■ **Request**
Give the material once more, word for word, without any images.

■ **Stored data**
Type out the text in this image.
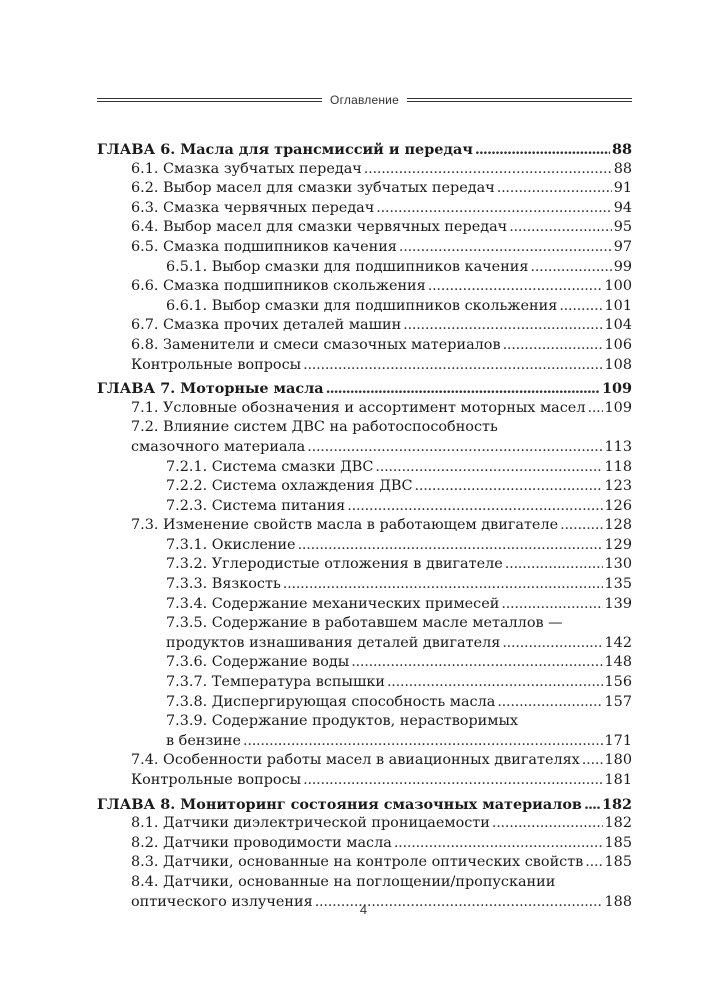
Оглавление
ГЛАВА 6. Масла для трансмиссий и передач . . .	88
6.1. Смазка зубчатых передач . . .	88
6.2. Выбор масел для смазки зубчатых передач . . .	91
6.3. Смазка червячных передач . . .	94
6.4. Выбор масел для смазки червячных передач . . .	95
6.5. Смазка подшипников качения . . .	97
6.5.1. Выбор смазки для подшипников качения . . .	99
6.6. Смазка подшипников скольжения . . .	100
6.6.1. Выбор смазки для подшипников скольжения . . .	101
6.7. Смазка прочих деталей машин . . .	104
6.8. Заменители и смеси смазочных материалов . . .	106
Контрольные вопросы . . .	108
ГЛАВА 7. Моторные масла . . .	109
7.1. Условные обозначения и ассортимент моторных масел . . . 109
7.2. Влияние систем ДВС на работоспособность
смазочного материала . . .	113
7.2.1. Система смазки ДВС . . .	118
7.2.2. Система охлаждения ДВС . . .	123
7.2.3. Система питания . . .	126
7.3. Изменение свойств масла в работающем двигателе . . .	128
7.3.1. Окисление . . .	129
7.3.2. Углеродистые отложения в двигателе . . .	130
7.3.3. Вязкость . . .	135
7.3.4. Содержание механических примесей . . .	139
7.3.5. Содержание в работавшем масле металлов —
продуктов изнашивания деталей двигателя . . .	142
7.3.6. Содержание воды . . .	148
7.3.7. Температура вспышки . . .	156
7.3.8. Диспергирующая способность масла . . .	157
7.3.9. Содержание продуктов, нерастворимых
в бензине . . .	171
7.4. Особенности работы масел в авиационных двигателях . . . 180
Контрольные вопросы . . .	181
ГЛАВА 8. Мониторинг состояния смазочных материалов . . . 182
8.1. Датчики диэлектрической проницаемости . . .	182
8.2. Датчики проводимости масла . . .	185
8.3. Датчики, основанные на контроле оптических свойств . . . 185
8.4. Датчики, основанные на поглощении/пропускании
оптического излучения . . .	188
4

■ **Expected answer**
Type out the text in this image.
Оглавление
ГЛАВА 6. Масла для трансмиссий и передач . . .	88
6.1. Смазка зубчатых передач . . .	88
6.2. Выбор масел для смазки зубчатых передач . . .	91
6.3. Смазка червячных передач . . .	94
6.4. Выбор масел для смазки червячных передач . . .	95
6.5. Смазка подшипников качения . . .	97
6.5.1. Выбор смазки для подшипников качения . . .	99
6.6. Смазка подшипников скольжения . . .	100
6.6.1. Выбор смазки для подшипников скольжения . . .	101
6.7. Смазка прочих деталей машин . . .	104
6.8. Заменители и смеси смазочных материалов . . .	106
Контрольные вопросы . . .	108
ГЛАВА 7. Моторные масла . . .	109
7.1. Условные обозначения и ассортимент моторных масел . . . 109
7.2. Влияние систем ДВС на работоспособность
смазочного материала . . .	113
7.2.1. Система смазки ДВС . . .	118
7.2.2. Система охлаждения ДВС . . .	123
7.2.3. Система питания . . .	126
7.3. Изменение свойств масла в работающем двигателе . . .	128
7.3.1. Окисление . . .	129
7.3.2. Углеродистые отложения в двигателе . . .	130
7.3.3. Вязкость . . .	135
7.3.4. Содержание механических примесей . . .	139
7.3.5. Содержание в работавшем масле металлов —
продуктов изнашивания деталей двигателя . . .	142
7.3.6. Содержание воды . . .	148
7.3.7. Температура вспышки . . .	156
7.3.8. Диспергирующая способность масла . . .	157
7.3.9. Содержание продуктов, нерастворимых
в бензине . . .	171
7.4. Особенности работы масел в авиационных двигателях . . . 180
Контрольные вопросы . . .	181
ГЛАВА 8. Мониторинг состояния смазочных материалов . . . 182
8.1. Датчики диэлектрической проницаемости . . .	182
8.2. Датчики проводимости масла . . .	185
8.3. Датчики, основанные на контроле оптических свойств . . . 185
8.4. Датчики, основанные на поглощении/пропускании
оптического излучения . . .	188
4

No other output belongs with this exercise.